[start]

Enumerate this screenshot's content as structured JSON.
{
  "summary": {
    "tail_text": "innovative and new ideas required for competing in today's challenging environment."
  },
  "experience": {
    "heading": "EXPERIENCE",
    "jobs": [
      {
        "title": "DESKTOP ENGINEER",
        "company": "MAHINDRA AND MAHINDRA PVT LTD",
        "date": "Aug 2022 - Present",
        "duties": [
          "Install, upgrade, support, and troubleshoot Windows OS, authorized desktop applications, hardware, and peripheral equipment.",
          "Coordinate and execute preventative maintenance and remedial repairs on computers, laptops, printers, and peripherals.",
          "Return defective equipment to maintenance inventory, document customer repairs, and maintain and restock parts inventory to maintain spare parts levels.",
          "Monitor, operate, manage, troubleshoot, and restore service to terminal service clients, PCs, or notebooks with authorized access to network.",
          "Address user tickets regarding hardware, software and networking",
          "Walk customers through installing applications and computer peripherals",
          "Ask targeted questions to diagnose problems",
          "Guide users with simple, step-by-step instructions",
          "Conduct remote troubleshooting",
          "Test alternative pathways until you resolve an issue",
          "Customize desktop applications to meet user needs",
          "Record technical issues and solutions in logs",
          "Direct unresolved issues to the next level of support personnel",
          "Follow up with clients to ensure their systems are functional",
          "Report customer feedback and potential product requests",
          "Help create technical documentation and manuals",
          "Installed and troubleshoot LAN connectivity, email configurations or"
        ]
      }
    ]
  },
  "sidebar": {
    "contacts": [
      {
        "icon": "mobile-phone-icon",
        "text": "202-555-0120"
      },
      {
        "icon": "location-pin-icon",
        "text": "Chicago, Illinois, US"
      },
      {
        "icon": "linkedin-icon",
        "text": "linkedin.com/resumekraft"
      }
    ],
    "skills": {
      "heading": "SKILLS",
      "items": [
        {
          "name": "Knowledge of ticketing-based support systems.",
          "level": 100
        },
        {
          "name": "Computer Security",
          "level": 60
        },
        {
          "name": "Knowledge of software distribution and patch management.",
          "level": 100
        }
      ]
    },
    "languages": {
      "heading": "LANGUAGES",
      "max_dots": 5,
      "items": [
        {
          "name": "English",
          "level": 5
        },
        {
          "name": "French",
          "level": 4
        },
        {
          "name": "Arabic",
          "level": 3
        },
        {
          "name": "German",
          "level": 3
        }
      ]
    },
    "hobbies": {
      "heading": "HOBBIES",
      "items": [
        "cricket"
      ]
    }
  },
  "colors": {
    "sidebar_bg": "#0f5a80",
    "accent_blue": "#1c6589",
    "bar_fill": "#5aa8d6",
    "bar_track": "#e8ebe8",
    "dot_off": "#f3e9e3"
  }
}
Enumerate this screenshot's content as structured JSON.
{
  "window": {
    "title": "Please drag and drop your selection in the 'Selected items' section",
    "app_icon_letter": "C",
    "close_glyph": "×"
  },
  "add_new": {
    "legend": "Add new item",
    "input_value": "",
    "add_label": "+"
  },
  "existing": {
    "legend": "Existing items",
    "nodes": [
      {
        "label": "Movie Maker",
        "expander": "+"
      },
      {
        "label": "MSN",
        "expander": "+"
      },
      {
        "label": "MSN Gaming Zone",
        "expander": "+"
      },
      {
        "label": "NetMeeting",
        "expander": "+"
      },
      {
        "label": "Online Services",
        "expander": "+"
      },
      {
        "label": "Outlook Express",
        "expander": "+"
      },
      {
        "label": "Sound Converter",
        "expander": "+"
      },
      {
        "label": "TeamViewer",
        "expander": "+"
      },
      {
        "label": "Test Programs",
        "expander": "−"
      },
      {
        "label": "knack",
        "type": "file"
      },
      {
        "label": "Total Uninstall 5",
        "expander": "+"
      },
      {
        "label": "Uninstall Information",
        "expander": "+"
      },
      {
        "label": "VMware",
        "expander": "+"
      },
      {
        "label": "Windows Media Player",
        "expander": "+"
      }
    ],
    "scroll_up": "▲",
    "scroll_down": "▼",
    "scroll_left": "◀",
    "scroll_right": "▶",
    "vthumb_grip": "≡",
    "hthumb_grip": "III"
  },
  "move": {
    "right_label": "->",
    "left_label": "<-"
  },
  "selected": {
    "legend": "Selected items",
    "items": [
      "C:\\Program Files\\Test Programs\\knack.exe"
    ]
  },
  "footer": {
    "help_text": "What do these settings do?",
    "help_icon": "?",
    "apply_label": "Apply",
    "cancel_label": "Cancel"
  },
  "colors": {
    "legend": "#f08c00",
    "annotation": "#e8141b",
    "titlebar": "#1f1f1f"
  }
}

[end]

■ **THE EXERCISE**
Give the number of lines in the records above that contain the word "software". Reply with that number alone.

■ **WRITTEN RESPONSE**
2